WHAT YOU SHOULD DO -> Reproduce word for word the stretch of the Doctor Who review from "Cockerill taking over" through "going on outside.".
## Begin READING PASSAGE
The regulars are very well characterized. From Tegan and Turlough's visible discomfort at the hyper Doctor in their first scene, to their final fond farewells to Frontios, the characters are just that - characters. They behave and react realistically and believably. Tegan wants to see what happens to her people, Turlough has a slight flirt with Norna and the Doctor is still capable of flicking two fingers to the Time Lords when someone's dying at his feet. In fact, I think the whole 'mustn't interfere' stuff was added to link up with The Five Doctors rather than to define the Doctor, who continues his little evolution as a more pro-active, less polite person. The bits where the Doctor plays a dangerous game of bluff with the Gravis return the manipulative Doctor of the Black Guardian trilogy, as he puts Tegan's survival over her opinion of him - look at the hurt on her face when he sneers at her for being a broken android. And who can't help but love a scene where the Doctor challenges his captor to let him help them or just shoot him now... and gets six rifles aimed straight as his chest?

The guest cast are pretty good. For a last minute replacement, the guy playing Range is very good, able to deliver witty banter with the Doctor, calm down Plantagenet, coldly advance on Tegan with a knife and laugh down his own prosecution and still be believable. Norna is rather bland to be honest, and her hair gives her a faintly elfish look her. I preferred her as Susan Q in The Happiness Patrol, to be honest. Bragen and Plantagenet are extremely irritating, posturing buffoons that Doctor Who seems designed to make the audience hate, but it's hard not to like them when you break through. We first see Plantagenet as a scared, frightened little man prone to posturing - but he genuinely cares for his people and his father, and is willing to tackle an enemy on his own, showing no fear when sucked into a giant by giant monsters. Bragen's continual growling hides a man who has survived forty years on discipline alone, no wonder he acts like that. He is suspicious of the Doctor, but judges the Time Lord on what he sees him do - when he determines in episode three to find our hero, it isn't clear if he wants the Doctor found to save the day or simply shot dead where he stands. His death, sacrificing himself to save Turlough who he ruthlessly manipulates throughout the final too episodes, is very moving - it's human spirit like that that kept Frontios from collapsing, and its that which RTD tries to celebrate every episode. Good for him.

Now, despite all this, the end of the story leaves a lot to be desired. By me, at least and it's as though huge chunks of the plot have been removed. (Actually, being the sad fan I am, I know exactly what was removed, but it isn't relevant). This is a story that needed another episode at the very least. The first two episodes concentrate on the problems of Frontios, while the second show the monsters in the tunnels below and the balance is lost for the final episode. While it's amusing to see that one wrong word from Tegan ultimately leads to Cockerill being dubbed a cult leader, the plot doesn't really go anywhere. The sight of retrogrades beating Cockerill and leaving him for dead (as well as attacking Norna for more than her food supplies...) is as grim and nasty as the story gets, but after Cockerill gets to his feet the rets simply fall into line after one sentence from their speaking member.

Cockerill taking over the colony in an hour goes against the decay into anarchy shown elsewhere, with so much widespread looting not even Bragen is prepared to shoot to kill, knowing it won't leave anyone left alive if he does. It also means the trial of Range happens during this uprising, which feels a bit stupid to me. I could understand the idea of Bragen holding public inquiries while the world crumbles around him, but it feels less like stubborness and more like the writer forgot their was a riot going on outside.
## End READING PASSAGE
## Begin SOURCE DATA
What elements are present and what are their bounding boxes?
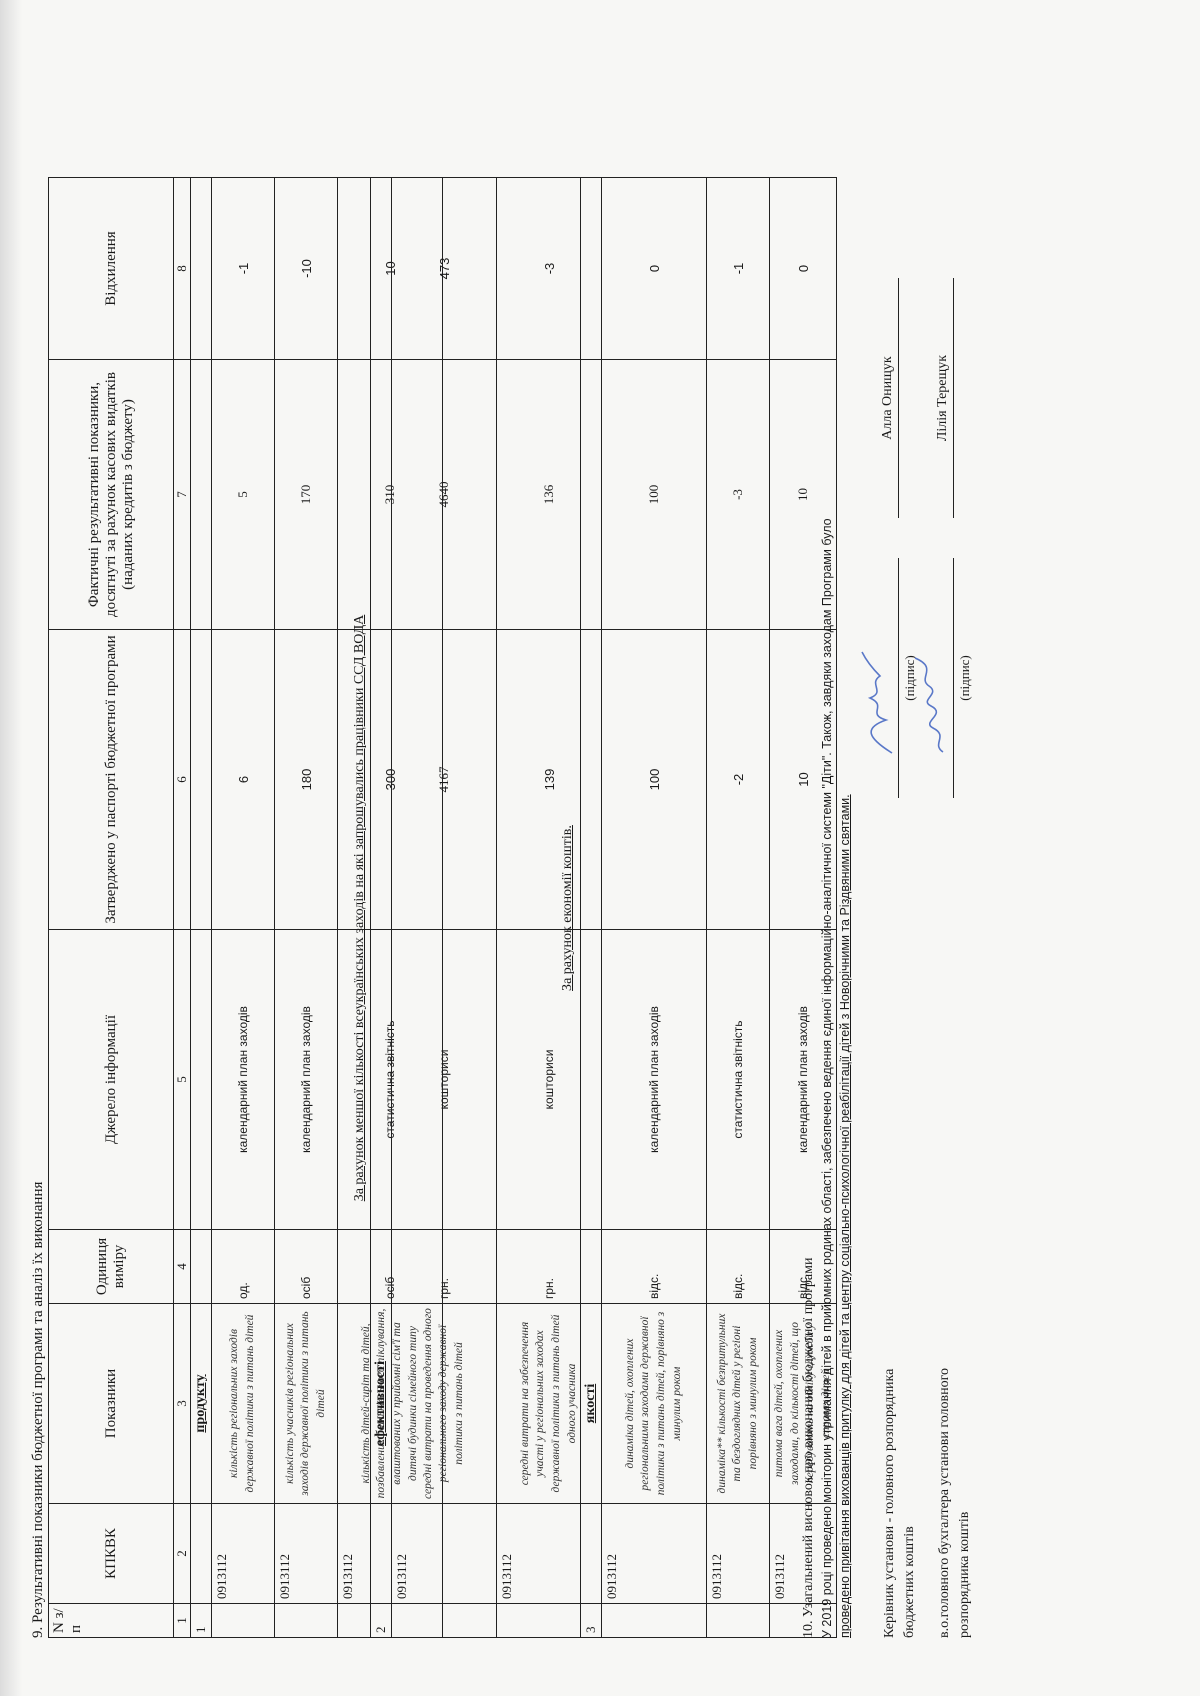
## End SOURCE DATA
IN RESPONSE ->
Cockerill taking over the colony in an hour goes against the decay into anarchy shown elsewhere, with so much widespread looting not even Bragen is prepared to shoot to kill, knowing it won't leave anyone left alive if he does. It also means the trial of Range happens during this uprising, which feels a bit stupid to me. I could understand the idea of Bragen holding public inquiries while the world crumbles around him, but it feels less like stubborness and more like the writer forgot their was a riot going on outside.